What you should do:
Identify the lines that contain the word "filter", then copy them.

Records:
·····

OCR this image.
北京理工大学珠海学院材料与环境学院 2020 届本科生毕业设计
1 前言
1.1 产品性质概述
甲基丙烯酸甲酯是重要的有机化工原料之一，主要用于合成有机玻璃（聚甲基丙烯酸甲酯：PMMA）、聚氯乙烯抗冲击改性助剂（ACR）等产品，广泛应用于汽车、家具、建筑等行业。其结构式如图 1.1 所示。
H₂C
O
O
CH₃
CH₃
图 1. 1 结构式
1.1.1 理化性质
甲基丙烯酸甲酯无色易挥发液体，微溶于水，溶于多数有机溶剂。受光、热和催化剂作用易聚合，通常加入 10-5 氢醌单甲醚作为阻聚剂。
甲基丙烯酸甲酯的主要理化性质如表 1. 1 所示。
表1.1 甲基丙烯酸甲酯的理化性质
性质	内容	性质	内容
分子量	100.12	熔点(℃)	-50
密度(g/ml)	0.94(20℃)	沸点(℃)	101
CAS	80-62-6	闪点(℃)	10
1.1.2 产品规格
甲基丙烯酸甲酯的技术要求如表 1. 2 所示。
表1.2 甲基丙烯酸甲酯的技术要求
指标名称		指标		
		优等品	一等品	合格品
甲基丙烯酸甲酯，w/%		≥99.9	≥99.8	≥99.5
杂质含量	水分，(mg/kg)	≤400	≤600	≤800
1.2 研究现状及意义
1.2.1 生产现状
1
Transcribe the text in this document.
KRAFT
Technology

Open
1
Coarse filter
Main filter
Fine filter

·····

Answer for this exercise:
Coarse filter
Main filter
Fine filter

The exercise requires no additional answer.